**WRITTEN PROBLEM:** Every entry below must be repeated exactly; skip the pictures.

<<<<

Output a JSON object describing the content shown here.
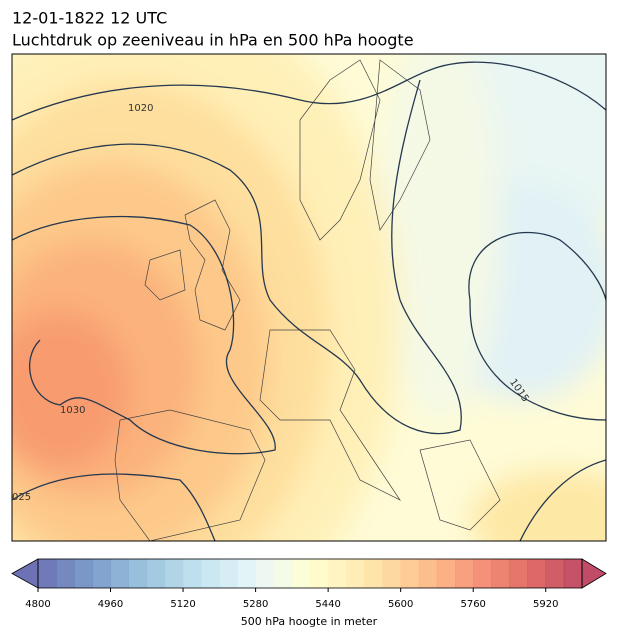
{
  "header": {
    "title": "12-01-1822 12 UTC",
    "subtitle": "Luchtdruk op zeeniveau in hPa en 500 hPa hoogte"
  },
  "map": {
    "contour_labels": [
      "1020",
      "1030",
      "1015",
      "025"
    ]
  },
  "colorbar": {
    "lim": [
      4800,
      6000
    ],
    "step": 40,
    "ticks": [
      4800,
      4960,
      5120,
      5280,
      5440,
      5600,
      5760,
      5920
    ],
    "colormap": [
      "#313695",
      "#4575b4",
      "#74add1",
      "#abd9e9",
      "#e0f3f8",
      "#ffffbf",
      "#fee090",
      "#fdae61",
      "#f46d43",
      "#d73027",
      "#a50026"
    ],
    "label": "500 hPa hoogte in meter"
  }
}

>>>>

**EXERCISE RESULT:**
Output a JSON object describing the content shown here.
{
  "header": {
    "title": "12-01-1822 12 UTC",
    "subtitle": "Luchtdruk op zeeniveau in hPa en 500 hPa hoogte"
  },
  "map": {
    "contour_labels": [
      "1020",
      "1030",
      "1015",
      "025"
    ]
  },
  "colorbar": {
    "lim": [
      4800,
      6000
    ],
    "step": 40,
    "ticks": [
      4800,
      4960,
      5120,
      5280,
      5440,
      5600,
      5760,
      5920
    ],
    "colormap": [
      "#313695",
      "#4575b4",
      "#74add1",
      "#abd9e9",
      "#e0f3f8",
      "#ffffbf",
      "#fee090",
      "#fdae61",
      "#f46d43",
      "#d73027",
      "#a50026"
    ],
    "label": "500 hPa hoogte in meter"
  }
}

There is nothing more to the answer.